* _Stated goal_:
Type out the complete listing below word for word, without its pictures.

* _Dataset entries_:
════════════════════
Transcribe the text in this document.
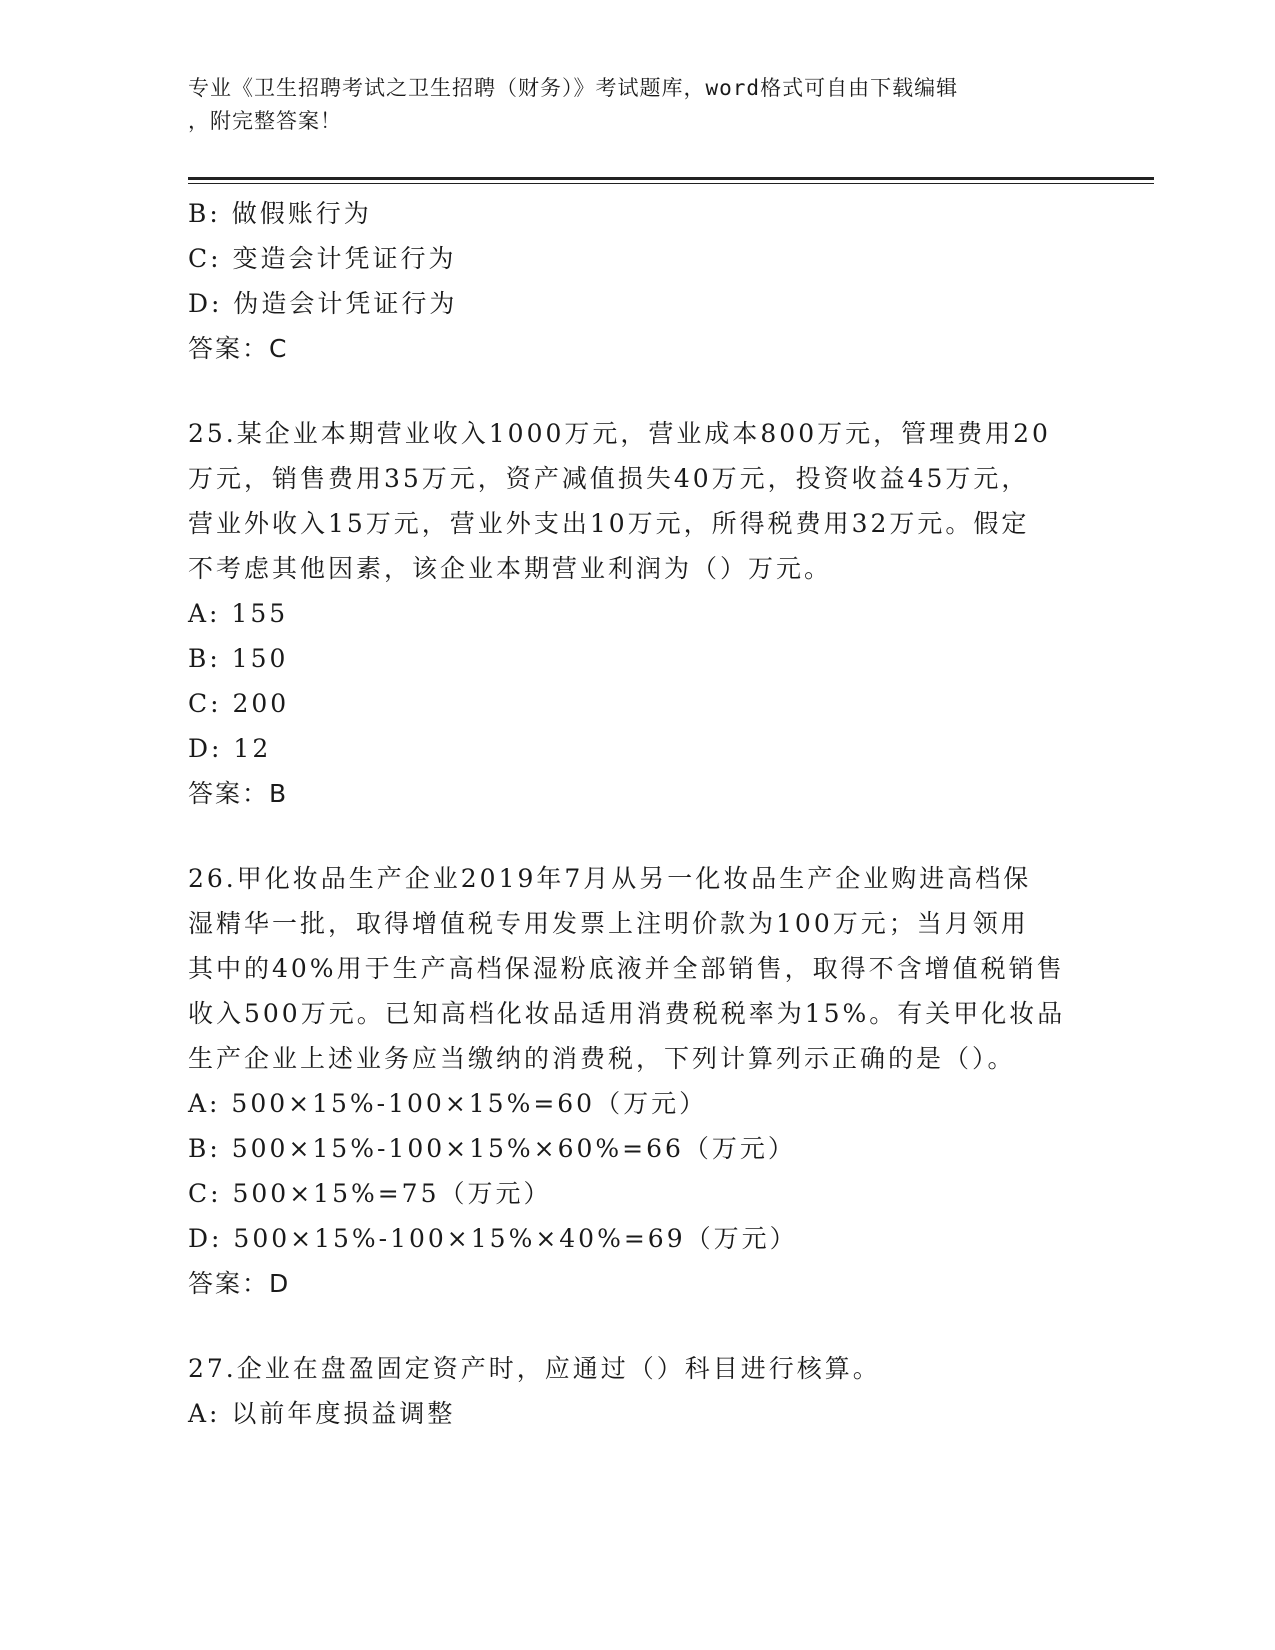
专业《卫生招聘考试之卫生招聘（财务）》考试题库，word格式可自由下载编辑
，附完整答案！
B: 做假账行为
C: 变造会计凭证行为
D: 伪造会计凭证行为
答案：C
25.某企业本期营业收入1000万元，营业成本800万元，管理费用20
万元，销售费用35万元，资产减值损失40万元，投资收益45万元，
营业外收入15万元，营业外支出10万元，所得税费用32万元。假定
不考虑其他因素，该企业本期营业利润为（）万元。
A: 155
B: 150
C: 200
D: 12
答案：B
26.甲化妆品生产企业2019年7月从另一化妆品生产企业购进高档保
湿精华一批，取得增值税专用发票上注明价款为100万元；当月领用
其中的40%用于生产高档保湿粉底液并全部销售，取得不含增值税销售
收入500万元。已知高档化妆品适用消费税税率为15%。有关甲化妆品
生产企业上述业务应当缴纳的消费税，下列计算列示正确的是（）。
A: 500×15%-100×15%=60（万元）
B: 500×15%-100×15%×60%=66（万元）
C: 500×15%=75（万元）
D: 500×15%-100×15%×40%=69（万元）
答案：D
27.企业在盘盈固定资产时，应通过（）科目进行核算。
A: 以前年度损益调整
════════════════════
* _Full response_:
Transcribe the text in this document.
专业《卫生招聘考试之卫生招聘（财务）》考试题库，word格式可自由下载编辑
，附完整答案！
B: 做假账行为
C: 变造会计凭证行为
D: 伪造会计凭证行为
答案：C
25.某企业本期营业收入1000万元，营业成本800万元，管理费用20
万元，销售费用35万元，资产减值损失40万元，投资收益45万元，
营业外收入15万元，营业外支出10万元，所得税费用32万元。假定
不考虑其他因素，该企业本期营业利润为（）万元。
A: 155
B: 150
C: 200
D: 12
答案：B
26.甲化妆品生产企业2019年7月从另一化妆品生产企业购进高档保
湿精华一批，取得增值税专用发票上注明价款为100万元；当月领用
其中的40%用于生产高档保湿粉底液并全部销售，取得不含增值税销售
收入500万元。已知高档化妆品适用消费税税率为15%。有关甲化妆品
生产企业上述业务应当缴纳的消费税，下列计算列示正确的是（）。
A: 500×15%-100×15%=60（万元）
B: 500×15%-100×15%×60%=66（万元）
C: 500×15%=75（万元）
D: 500×15%-100×15%×40%=69（万元）
答案：D
27.企业在盘盈固定资产时，应通过（）科目进行核算。
A: 以前年度损益调整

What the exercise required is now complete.